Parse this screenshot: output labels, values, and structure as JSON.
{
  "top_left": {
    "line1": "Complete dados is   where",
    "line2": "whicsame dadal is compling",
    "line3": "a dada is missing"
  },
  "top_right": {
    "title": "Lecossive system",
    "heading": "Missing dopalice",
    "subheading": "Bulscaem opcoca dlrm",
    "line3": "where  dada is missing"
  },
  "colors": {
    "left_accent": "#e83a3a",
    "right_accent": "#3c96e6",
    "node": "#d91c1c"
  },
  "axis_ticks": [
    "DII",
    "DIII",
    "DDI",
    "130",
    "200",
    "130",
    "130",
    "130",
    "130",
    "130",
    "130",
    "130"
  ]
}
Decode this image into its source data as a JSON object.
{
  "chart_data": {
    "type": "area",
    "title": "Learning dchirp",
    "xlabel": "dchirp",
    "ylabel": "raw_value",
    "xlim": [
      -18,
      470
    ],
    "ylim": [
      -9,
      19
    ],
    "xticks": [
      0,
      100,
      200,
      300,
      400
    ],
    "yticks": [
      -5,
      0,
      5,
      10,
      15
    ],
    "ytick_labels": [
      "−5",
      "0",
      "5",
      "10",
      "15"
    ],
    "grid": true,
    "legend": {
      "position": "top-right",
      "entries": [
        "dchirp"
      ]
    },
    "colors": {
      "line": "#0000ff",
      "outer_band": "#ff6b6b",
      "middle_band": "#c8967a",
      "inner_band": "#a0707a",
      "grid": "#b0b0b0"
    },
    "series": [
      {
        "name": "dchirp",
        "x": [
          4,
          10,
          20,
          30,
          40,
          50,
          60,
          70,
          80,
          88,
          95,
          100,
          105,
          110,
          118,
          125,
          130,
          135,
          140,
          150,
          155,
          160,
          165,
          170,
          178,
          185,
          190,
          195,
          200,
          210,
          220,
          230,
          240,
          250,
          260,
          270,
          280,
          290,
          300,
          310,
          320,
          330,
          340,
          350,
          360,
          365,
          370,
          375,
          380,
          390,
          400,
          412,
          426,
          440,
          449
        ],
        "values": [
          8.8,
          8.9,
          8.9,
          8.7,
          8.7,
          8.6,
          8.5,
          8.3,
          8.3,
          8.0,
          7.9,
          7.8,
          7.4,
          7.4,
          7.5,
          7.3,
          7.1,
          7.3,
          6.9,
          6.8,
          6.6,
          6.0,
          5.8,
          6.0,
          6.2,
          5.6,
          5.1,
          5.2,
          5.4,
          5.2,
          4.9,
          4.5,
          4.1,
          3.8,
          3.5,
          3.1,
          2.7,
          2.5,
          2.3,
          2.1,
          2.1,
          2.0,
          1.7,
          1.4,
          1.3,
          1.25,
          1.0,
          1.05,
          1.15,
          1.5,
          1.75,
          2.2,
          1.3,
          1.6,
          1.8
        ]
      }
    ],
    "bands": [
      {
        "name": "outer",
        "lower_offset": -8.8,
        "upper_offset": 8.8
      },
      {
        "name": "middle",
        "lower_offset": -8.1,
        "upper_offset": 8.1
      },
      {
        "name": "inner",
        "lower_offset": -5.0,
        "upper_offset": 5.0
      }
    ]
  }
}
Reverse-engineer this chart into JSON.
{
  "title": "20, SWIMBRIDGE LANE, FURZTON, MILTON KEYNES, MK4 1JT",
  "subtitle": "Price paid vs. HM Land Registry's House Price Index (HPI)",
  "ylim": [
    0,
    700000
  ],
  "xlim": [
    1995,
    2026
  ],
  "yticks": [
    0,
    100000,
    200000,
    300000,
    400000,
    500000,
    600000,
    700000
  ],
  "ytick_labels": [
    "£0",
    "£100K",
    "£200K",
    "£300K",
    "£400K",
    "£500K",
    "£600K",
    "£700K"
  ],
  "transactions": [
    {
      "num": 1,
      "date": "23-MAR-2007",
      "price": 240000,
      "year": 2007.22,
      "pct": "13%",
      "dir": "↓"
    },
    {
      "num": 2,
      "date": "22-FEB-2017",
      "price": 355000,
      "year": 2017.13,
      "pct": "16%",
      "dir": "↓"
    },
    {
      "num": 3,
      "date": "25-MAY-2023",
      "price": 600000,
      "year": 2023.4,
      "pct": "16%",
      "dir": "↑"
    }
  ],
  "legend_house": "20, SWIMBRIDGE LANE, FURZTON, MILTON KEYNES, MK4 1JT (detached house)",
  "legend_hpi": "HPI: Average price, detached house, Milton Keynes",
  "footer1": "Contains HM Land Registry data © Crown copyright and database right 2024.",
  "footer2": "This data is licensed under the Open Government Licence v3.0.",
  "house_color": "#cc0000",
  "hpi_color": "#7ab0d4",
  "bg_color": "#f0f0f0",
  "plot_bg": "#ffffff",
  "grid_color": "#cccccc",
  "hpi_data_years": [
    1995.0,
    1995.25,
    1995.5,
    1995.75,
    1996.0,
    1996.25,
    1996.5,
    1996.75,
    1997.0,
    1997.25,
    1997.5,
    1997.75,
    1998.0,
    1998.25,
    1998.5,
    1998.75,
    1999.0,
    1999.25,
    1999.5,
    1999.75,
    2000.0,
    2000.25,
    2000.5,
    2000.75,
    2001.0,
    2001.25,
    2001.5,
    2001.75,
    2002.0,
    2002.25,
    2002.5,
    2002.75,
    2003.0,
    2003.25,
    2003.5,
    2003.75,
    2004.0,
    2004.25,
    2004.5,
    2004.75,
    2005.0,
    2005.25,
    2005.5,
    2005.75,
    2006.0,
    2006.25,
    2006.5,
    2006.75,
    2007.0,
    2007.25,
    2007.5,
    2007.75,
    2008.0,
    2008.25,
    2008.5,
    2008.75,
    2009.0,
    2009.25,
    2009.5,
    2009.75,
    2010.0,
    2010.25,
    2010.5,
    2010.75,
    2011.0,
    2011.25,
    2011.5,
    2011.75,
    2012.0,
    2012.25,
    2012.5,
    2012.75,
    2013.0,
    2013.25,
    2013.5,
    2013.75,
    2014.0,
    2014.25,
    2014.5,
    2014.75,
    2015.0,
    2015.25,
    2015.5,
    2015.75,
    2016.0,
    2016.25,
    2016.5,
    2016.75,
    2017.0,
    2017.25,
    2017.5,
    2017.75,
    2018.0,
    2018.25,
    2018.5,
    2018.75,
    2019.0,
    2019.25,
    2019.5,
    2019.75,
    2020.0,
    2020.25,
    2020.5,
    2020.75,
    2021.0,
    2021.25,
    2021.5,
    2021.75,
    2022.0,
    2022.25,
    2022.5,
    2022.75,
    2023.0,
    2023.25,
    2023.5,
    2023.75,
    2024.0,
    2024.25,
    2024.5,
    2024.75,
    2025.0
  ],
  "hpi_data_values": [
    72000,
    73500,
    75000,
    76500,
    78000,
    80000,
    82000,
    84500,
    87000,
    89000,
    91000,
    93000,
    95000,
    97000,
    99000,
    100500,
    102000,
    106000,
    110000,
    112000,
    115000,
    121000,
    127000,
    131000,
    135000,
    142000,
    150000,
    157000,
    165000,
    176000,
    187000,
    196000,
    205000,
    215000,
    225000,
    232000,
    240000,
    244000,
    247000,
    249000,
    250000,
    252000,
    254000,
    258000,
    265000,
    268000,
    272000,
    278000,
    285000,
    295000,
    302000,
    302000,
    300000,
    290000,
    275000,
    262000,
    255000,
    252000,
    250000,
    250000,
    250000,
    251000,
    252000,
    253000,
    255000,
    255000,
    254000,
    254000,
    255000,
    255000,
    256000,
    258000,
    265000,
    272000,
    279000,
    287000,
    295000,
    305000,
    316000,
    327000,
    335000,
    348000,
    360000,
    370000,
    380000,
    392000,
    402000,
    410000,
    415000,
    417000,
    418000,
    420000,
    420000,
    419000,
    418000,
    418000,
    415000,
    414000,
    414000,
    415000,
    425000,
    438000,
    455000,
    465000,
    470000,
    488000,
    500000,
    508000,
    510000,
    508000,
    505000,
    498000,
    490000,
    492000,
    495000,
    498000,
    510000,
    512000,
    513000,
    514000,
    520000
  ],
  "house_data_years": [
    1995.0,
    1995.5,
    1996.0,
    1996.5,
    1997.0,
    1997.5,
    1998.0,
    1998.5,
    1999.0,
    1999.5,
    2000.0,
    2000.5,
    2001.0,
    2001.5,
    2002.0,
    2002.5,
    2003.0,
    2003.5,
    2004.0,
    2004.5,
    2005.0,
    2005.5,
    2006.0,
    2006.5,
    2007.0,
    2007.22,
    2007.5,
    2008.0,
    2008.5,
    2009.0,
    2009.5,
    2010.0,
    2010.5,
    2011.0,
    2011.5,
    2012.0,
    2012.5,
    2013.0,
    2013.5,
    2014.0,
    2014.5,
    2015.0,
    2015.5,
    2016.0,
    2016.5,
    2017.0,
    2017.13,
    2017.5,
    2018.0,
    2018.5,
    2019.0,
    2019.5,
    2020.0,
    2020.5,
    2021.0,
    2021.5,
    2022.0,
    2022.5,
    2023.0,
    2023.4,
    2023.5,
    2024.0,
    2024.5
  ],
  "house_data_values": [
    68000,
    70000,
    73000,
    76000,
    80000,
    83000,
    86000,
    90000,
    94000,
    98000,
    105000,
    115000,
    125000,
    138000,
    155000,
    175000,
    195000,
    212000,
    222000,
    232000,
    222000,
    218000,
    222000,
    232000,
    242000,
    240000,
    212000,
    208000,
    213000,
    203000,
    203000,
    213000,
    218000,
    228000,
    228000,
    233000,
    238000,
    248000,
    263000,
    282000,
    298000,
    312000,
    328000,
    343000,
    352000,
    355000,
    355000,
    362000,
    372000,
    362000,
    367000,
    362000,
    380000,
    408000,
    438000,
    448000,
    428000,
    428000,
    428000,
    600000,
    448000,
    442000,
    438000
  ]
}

Your objective: Find each line that has the word "Land", then copy it out.

Response for this exercise:
  "subtitle": "Price paid vs. HM Land Registry's House Price Index (HPI)",
  "footer1": "Contains HM Land Registry data © Crown copyright and database right 2024.",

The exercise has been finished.